• LISTING:

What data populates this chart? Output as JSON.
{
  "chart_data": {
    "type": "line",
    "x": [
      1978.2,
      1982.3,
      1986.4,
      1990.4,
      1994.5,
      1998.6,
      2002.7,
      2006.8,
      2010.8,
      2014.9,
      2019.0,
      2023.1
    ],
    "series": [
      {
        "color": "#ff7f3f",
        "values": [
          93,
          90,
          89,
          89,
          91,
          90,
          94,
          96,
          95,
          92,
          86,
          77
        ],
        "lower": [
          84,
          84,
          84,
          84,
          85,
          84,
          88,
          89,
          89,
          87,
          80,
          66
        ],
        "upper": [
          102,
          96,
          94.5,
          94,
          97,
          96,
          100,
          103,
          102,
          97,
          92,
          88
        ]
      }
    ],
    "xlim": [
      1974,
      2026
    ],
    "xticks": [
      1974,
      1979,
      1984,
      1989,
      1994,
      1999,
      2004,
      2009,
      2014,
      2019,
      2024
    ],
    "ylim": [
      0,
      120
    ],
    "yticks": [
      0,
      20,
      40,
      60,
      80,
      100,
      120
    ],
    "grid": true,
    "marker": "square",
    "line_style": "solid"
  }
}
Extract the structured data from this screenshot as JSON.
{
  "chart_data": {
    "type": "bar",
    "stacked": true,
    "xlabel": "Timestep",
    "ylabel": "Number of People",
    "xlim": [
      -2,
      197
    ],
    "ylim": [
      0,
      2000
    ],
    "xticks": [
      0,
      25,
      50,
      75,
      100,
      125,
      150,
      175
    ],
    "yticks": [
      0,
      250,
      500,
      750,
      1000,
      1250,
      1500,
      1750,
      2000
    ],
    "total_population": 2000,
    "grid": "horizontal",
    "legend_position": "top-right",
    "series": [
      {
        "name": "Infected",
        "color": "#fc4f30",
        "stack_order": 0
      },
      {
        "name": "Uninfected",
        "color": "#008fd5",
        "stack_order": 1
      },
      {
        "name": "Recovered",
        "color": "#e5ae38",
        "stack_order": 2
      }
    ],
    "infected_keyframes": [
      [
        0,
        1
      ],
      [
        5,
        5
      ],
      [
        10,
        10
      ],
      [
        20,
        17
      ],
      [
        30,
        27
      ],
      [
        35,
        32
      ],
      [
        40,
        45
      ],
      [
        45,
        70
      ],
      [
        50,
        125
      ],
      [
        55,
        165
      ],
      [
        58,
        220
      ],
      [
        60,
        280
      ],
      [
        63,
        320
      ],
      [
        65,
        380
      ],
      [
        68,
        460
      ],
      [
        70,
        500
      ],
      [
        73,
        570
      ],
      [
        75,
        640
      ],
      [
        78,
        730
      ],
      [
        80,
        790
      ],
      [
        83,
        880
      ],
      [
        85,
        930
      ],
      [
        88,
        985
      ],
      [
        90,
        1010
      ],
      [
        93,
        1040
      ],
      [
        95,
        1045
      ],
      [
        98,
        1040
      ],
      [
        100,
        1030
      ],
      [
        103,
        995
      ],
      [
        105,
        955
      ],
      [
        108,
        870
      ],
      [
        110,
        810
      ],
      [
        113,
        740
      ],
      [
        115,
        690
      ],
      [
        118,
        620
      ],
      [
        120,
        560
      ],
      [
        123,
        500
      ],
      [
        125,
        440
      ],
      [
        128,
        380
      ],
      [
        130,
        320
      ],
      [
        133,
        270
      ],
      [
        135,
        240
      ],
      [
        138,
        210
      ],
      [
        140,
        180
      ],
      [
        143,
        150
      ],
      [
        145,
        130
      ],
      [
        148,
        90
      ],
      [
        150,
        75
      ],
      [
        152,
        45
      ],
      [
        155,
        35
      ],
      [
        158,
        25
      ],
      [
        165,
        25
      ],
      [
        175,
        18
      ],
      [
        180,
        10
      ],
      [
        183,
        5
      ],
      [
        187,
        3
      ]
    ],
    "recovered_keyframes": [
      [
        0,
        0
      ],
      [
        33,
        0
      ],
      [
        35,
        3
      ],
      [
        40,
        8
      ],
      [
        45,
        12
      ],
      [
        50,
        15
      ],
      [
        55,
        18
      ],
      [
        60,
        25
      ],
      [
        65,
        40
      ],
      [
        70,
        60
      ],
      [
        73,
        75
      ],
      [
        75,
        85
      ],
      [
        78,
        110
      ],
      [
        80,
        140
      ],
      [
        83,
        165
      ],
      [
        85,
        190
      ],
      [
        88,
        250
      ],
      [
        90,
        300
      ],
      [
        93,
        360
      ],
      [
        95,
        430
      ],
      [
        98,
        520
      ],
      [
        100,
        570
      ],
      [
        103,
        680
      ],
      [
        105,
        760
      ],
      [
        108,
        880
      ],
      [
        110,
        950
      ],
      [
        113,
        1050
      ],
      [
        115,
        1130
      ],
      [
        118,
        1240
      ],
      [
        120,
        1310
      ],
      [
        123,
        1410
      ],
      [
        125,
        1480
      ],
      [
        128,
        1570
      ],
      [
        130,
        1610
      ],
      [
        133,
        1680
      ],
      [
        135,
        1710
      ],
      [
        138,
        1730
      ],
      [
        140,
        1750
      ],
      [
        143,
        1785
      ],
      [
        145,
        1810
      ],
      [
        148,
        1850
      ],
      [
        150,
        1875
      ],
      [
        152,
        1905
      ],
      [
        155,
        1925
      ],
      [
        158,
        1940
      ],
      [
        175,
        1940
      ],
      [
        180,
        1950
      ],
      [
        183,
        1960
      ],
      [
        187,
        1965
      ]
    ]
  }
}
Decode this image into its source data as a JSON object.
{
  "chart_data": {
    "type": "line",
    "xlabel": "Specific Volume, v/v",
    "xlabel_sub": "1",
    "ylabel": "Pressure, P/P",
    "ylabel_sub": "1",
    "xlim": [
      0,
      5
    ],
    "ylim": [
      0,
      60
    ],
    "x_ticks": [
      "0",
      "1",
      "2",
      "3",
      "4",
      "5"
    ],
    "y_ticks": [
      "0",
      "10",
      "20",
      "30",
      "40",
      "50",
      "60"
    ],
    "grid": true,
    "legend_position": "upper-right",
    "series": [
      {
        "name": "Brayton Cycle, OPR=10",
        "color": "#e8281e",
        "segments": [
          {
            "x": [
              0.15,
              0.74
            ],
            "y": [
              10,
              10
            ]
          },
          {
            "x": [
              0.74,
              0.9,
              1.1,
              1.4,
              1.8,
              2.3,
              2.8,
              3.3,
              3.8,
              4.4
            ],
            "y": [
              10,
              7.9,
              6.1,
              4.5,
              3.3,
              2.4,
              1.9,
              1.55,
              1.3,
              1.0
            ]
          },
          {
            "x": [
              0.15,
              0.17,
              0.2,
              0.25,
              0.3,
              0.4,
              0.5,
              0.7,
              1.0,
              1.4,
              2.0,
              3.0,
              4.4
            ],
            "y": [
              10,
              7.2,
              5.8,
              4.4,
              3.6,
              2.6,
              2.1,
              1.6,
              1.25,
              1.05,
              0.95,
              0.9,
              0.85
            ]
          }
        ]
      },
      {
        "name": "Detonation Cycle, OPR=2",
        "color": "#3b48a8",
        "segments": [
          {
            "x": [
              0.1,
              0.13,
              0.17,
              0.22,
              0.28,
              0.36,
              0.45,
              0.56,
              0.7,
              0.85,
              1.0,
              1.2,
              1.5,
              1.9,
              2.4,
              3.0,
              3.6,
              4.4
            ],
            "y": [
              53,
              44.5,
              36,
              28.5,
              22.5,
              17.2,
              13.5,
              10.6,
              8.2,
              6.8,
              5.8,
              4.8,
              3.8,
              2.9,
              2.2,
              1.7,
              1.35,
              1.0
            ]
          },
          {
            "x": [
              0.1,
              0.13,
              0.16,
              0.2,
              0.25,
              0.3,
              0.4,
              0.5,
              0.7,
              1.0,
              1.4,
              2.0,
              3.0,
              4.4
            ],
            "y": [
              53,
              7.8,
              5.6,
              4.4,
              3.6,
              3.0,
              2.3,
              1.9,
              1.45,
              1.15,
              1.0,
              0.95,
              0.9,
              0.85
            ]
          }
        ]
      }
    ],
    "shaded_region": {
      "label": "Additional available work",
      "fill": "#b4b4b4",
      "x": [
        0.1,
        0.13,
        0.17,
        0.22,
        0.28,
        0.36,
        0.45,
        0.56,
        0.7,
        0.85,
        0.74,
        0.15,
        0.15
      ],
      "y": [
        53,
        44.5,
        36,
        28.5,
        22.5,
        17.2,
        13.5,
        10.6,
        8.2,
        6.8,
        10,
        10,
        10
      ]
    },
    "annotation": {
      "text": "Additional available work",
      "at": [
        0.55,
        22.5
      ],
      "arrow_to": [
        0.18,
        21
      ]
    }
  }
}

• DIRECTIVE:
Copy out each line that contains the word "JSON".

• EXERCISE RESPONSE:
What data populates this chart? Output as JSON.
Extract the structured data from this screenshot as JSON.
Decode this image into its source data as a JSON object.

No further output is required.